#### [Material provided]
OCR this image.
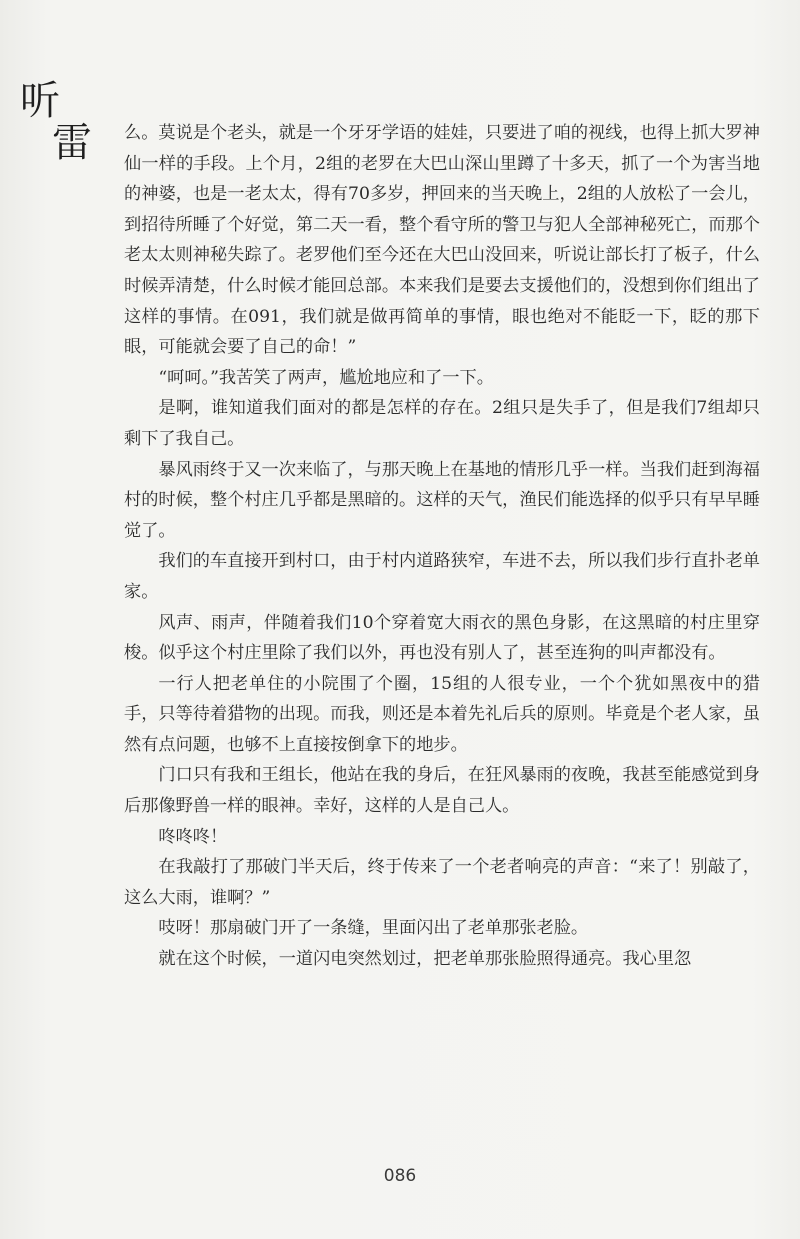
听
雷 么。莫说是个老头，就是一个牙牙学语的娃娃，只要进了咱的视线，也得上抓大罗神仙一样的手段。上个月，2组的老罗在大巴山深山里蹲了十多天，抓了一个为害当地的神婆，也是一老太太，得有70多岁，押回来的当天晚上，2组的人放松了一会儿，到招待所睡了个好觉，第二天一看，整个看守所的警卫与犯人全部神秘死亡，而那个老太太则神秘失踪了。老罗他们至今还在大巴山没回来，听说让部长打了板子，什么时候弄清楚，什么时候才能回总部。本来我们是要去支援他们的，没想到你们组出了这样的事情。在091，我们就是做再简单的事情，眼也绝对不能眨一下，眨的那下眼，可能就会要了自己的命！”

“呵呵。”我苦笑了两声，尴尬地应和了一下。

是啊，谁知道我们面对的都是怎样的存在。2组只是失手了，但是我们7组却只剩下了我自己。

暴风雨终于又一次来临了，与那天晚上在基地的情形几乎一样。当我们赶到海福村的时候，整个村庄几乎都是黑暗的。这样的天气，渔民们能选择的似乎只有早早睡觉了。

我们的车直接开到村口，由于村内道路狭窄，车进不去，所以我们步行直扑老单家。

风声、雨声，伴随着我们10个穿着宽大雨衣的黑色身影，在这黑暗的村庄里穿梭。似乎这个村庄里除了我们以外，再也没有别人了，甚至连狗的叫声都没有。

一行人把老单住的小院围了个圈，15组的人很专业，一个个犹如黑夜中的猎手，只等待着猎物的出现。而我，则还是本着先礼后兵的原则。毕竟是个老人家，虽然有点问题，也够不上直接按倒拿下的地步。

门口只有我和王组长，他站在我的身后，在狂风暴雨的夜晚，我甚至能感觉到身后那像野兽一样的眼神。幸好，这样的人是自己人。

咚咚咚！

在我敲打了那破门半天后，终于传来了一个老者响亮的声音：“来了！别敲了，这么大雨，谁啊？”

吱呀！那扇破门开了一条缝，里面闪出了老单那张老脸。

就在这个时候，一道闪电突然划过，把老单那张脸照得通亮。我心里忽

086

#### [Problem description]
Reproduce all the entries that precede this task, word for word, minus any pictures.

#### [The response]
OCR this image.
听
雷 么。莫说是个老头，就是一个牙牙学语的娃娃，只要进了咱的视线，也得上抓大罗神仙一样的手段。上个月，2组的老罗在大巴山深山里蹲了十多天，抓了一个为害当地的神婆，也是一老太太，得有70多岁，押回来的当天晚上，2组的人放松了一会儿，到招待所睡了个好觉，第二天一看，整个看守所的警卫与犯人全部神秘死亡，而那个老太太则神秘失踪了。老罗他们至今还在大巴山没回来，听说让部长打了板子，什么时候弄清楚，什么时候才能回总部。本来我们是要去支援他们的，没想到你们组出了这样的事情。在091，我们就是做再简单的事情，眼也绝对不能眨一下，眨的那下眼，可能就会要了自己的命！”

“呵呵。”我苦笑了两声，尴尬地应和了一下。

是啊，谁知道我们面对的都是怎样的存在。2组只是失手了，但是我们7组却只剩下了我自己。

暴风雨终于又一次来临了，与那天晚上在基地的情形几乎一样。当我们赶到海福村的时候，整个村庄几乎都是黑暗的。这样的天气，渔民们能选择的似乎只有早早睡觉了。

我们的车直接开到村口，由于村内道路狭窄，车进不去，所以我们步行直扑老单家。

风声、雨声，伴随着我们10个穿着宽大雨衣的黑色身影，在这黑暗的村庄里穿梭。似乎这个村庄里除了我们以外，再也没有别人了，甚至连狗的叫声都没有。

一行人把老单住的小院围了个圈，15组的人很专业，一个个犹如黑夜中的猎手，只等待着猎物的出现。而我，则还是本着先礼后兵的原则。毕竟是个老人家，虽然有点问题，也够不上直接按倒拿下的地步。

门口只有我和王组长，他站在我的身后，在狂风暴雨的夜晚，我甚至能感觉到身后那像野兽一样的眼神。幸好，这样的人是自己人。

咚咚咚！

在我敲打了那破门半天后，终于传来了一个老者响亮的声音：“来了！别敲了，这么大雨，谁啊？”

吱呀！那扇破门开了一条缝，里面闪出了老单那张老脸。

就在这个时候，一道闪电突然划过，把老单那张脸照得通亮。我心里忽

086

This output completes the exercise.